* [PROBLEM DESCRIPTION]: Faithfully return all lines, omitting every embedded picture.

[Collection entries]

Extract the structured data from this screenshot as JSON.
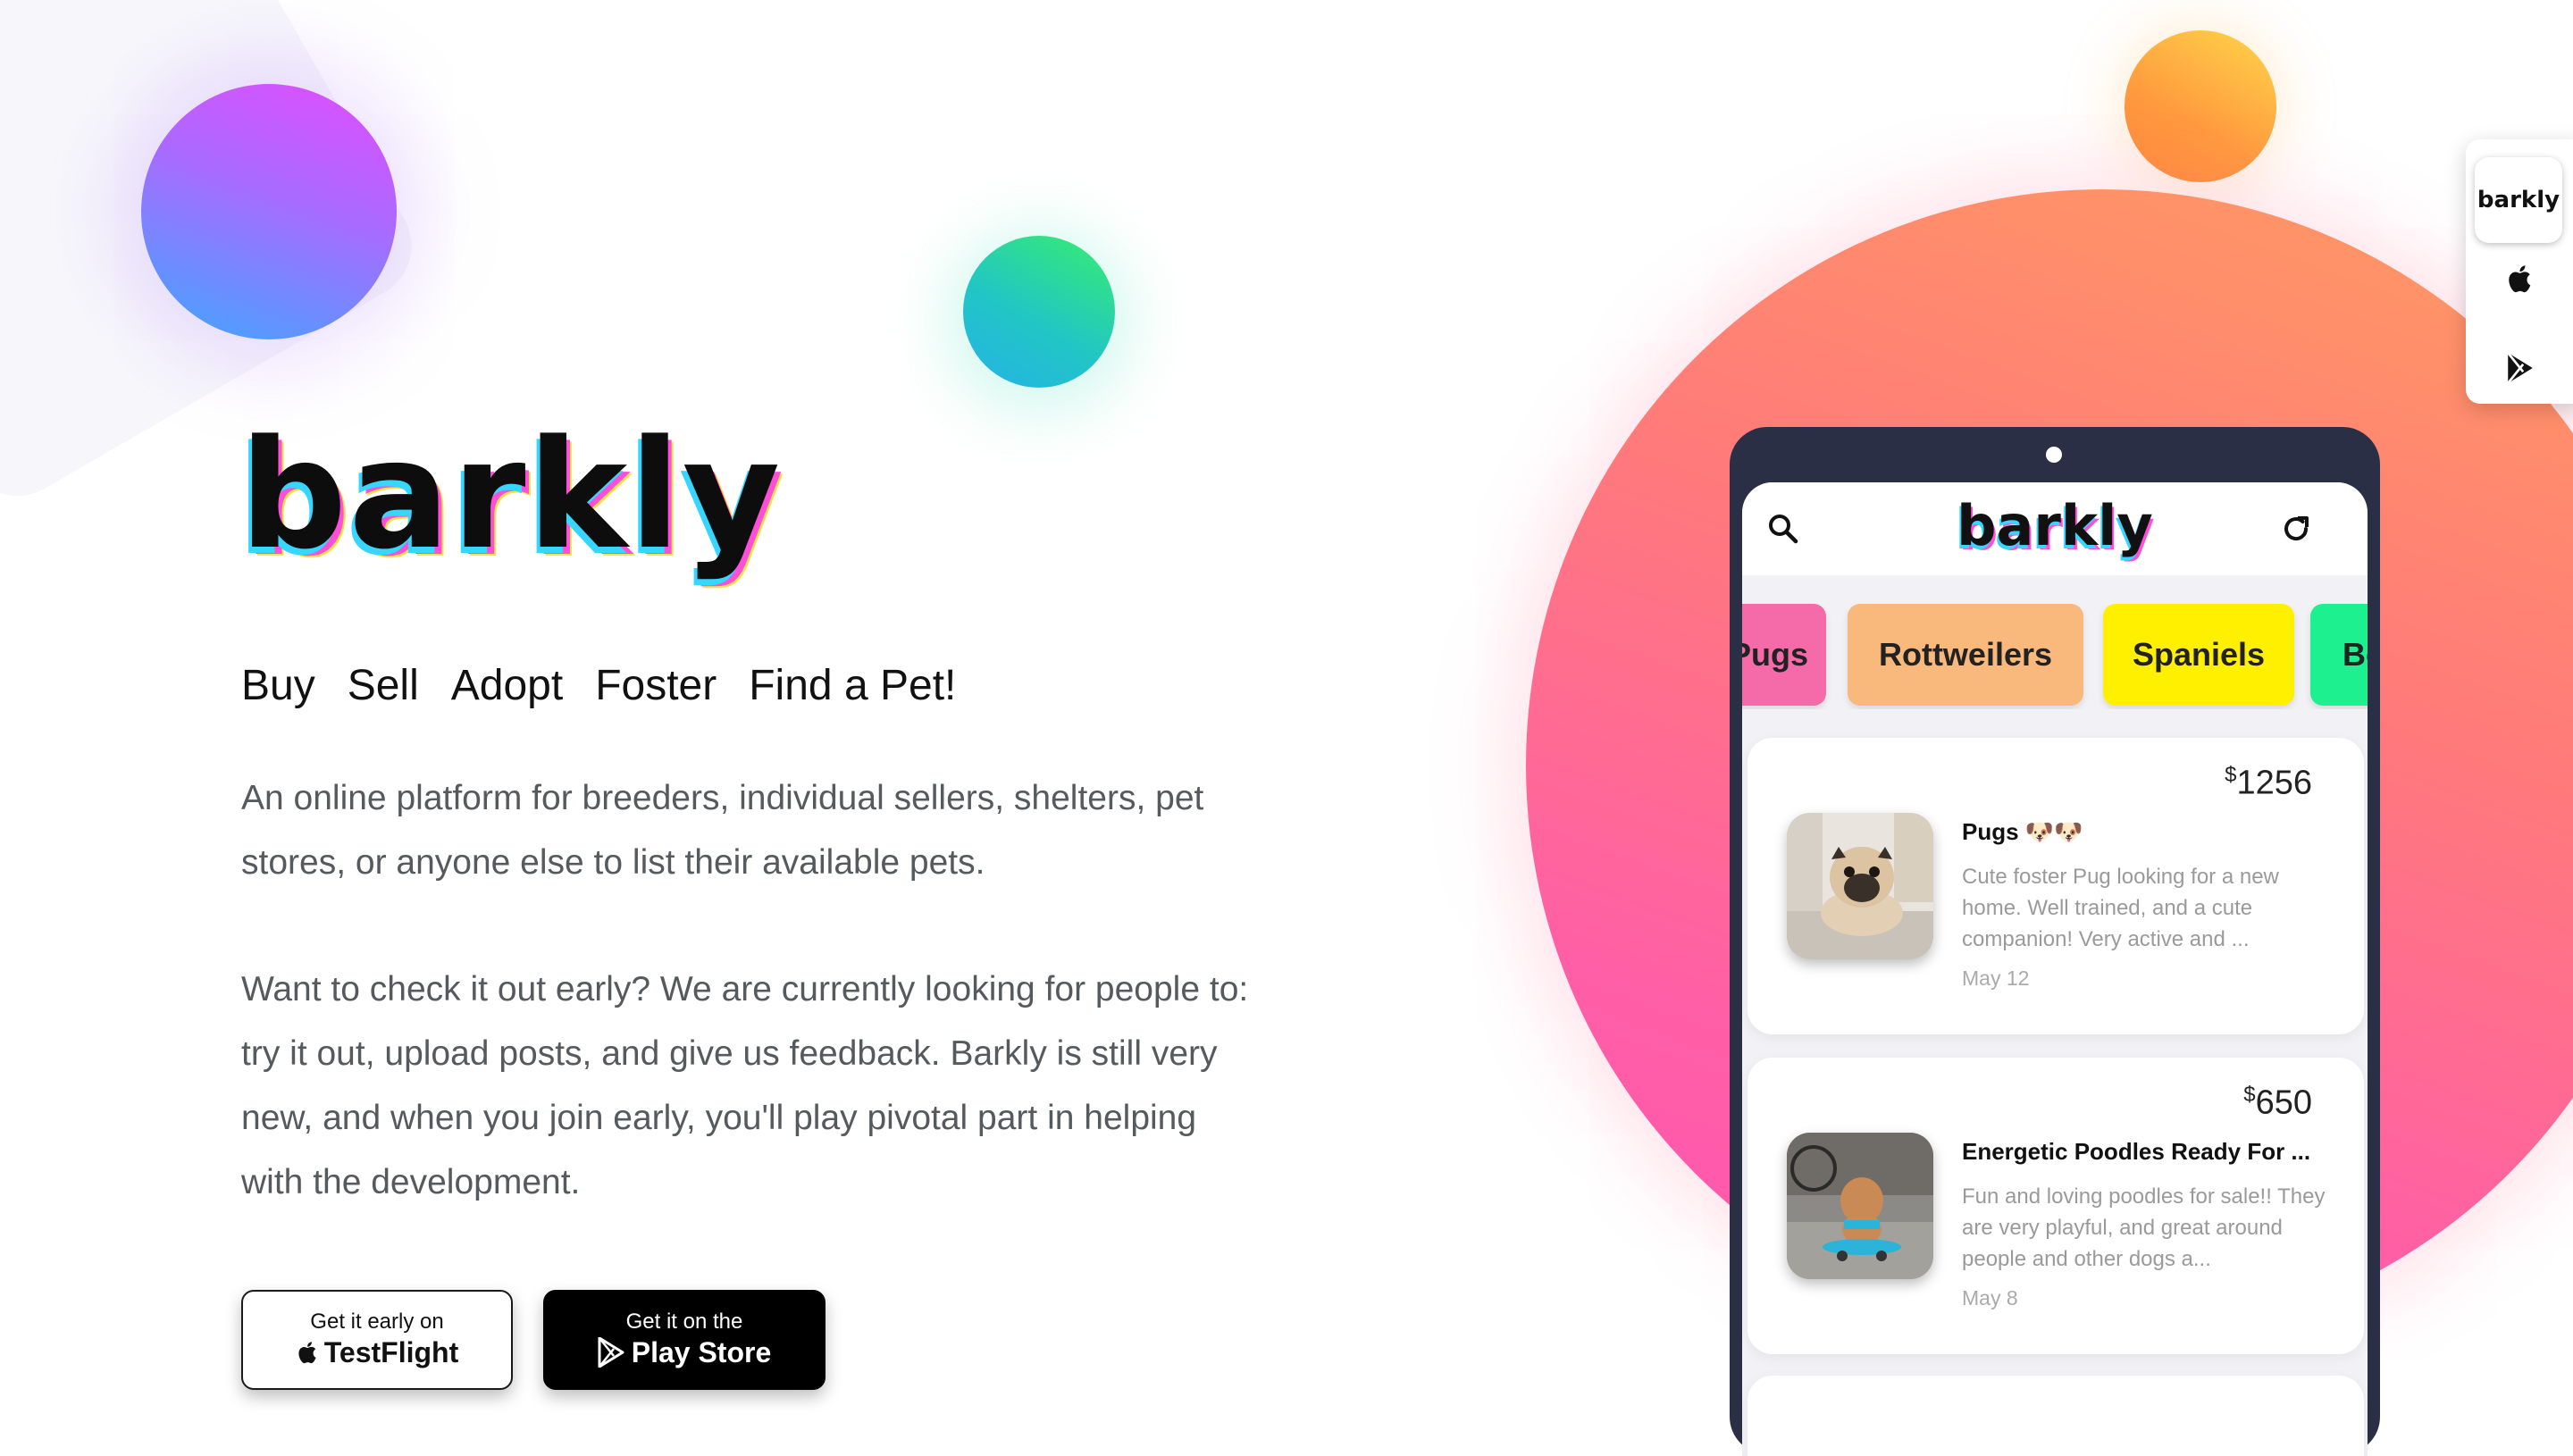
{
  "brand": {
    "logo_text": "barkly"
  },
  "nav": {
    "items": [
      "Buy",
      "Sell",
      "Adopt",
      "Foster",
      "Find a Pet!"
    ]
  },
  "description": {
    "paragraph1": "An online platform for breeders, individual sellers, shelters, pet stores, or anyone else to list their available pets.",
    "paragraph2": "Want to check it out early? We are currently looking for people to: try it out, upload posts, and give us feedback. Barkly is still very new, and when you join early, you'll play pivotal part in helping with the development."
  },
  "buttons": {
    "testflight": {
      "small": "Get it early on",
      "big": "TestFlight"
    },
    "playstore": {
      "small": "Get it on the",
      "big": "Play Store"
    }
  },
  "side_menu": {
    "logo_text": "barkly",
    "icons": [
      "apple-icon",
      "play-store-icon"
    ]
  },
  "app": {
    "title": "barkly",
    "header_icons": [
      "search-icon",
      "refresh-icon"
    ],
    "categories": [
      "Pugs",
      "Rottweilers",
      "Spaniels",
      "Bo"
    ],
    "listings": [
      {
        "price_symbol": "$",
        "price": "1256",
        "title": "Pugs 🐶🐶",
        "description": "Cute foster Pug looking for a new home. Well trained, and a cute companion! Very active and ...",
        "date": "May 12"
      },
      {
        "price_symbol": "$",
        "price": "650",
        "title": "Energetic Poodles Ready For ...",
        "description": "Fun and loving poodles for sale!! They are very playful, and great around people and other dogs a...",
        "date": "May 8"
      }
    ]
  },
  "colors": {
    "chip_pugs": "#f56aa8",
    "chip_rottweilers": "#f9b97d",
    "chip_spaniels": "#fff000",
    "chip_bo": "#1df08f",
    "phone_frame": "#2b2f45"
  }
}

* [THE ANSWER]:
Extract the structured data from this screenshot as JSON.
{
  "brand": {
    "logo_text": "barkly"
  },
  "nav": {
    "items": [
      "Buy",
      "Sell",
      "Adopt",
      "Foster",
      "Find a Pet!"
    ]
  },
  "description": {
    "paragraph1": "An online platform for breeders, individual sellers, shelters, pet stores, or anyone else to list their available pets.",
    "paragraph2": "Want to check it out early? We are currently looking for people to: try it out, upload posts, and give us feedback. Barkly is still very new, and when you join early, you'll play pivotal part in helping with the development."
  },
  "buttons": {
    "testflight": {
      "small": "Get it early on",
      "big": "TestFlight"
    },
    "playstore": {
      "small": "Get it on the",
      "big": "Play Store"
    }
  },
  "side_menu": {
    "logo_text": "barkly",
    "icons": [
      "apple-icon",
      "play-store-icon"
    ]
  },
  "app": {
    "title": "barkly",
    "header_icons": [
      "search-icon",
      "refresh-icon"
    ],
    "categories": [
      "Pugs",
      "Rottweilers",
      "Spaniels",
      "Bo"
    ],
    "listings": [
      {
        "price_symbol": "$",
        "price": "1256",
        "title": "Pugs 🐶🐶",
        "description": "Cute foster Pug looking for a new home. Well trained, and a cute companion! Very active and ...",
        "date": "May 12"
      },
      {
        "price_symbol": "$",
        "price": "650",
        "title": "Energetic Poodles Ready For ...",
        "description": "Fun and loving poodles for sale!! They are very playful, and great around people and other dogs a...",
        "date": "May 8"
      }
    ]
  },
  "colors": {
    "chip_pugs": "#f56aa8",
    "chip_rottweilers": "#f9b97d",
    "chip_spaniels": "#fff000",
    "chip_bo": "#1df08f",
    "phone_frame": "#2b2f45"
  }
}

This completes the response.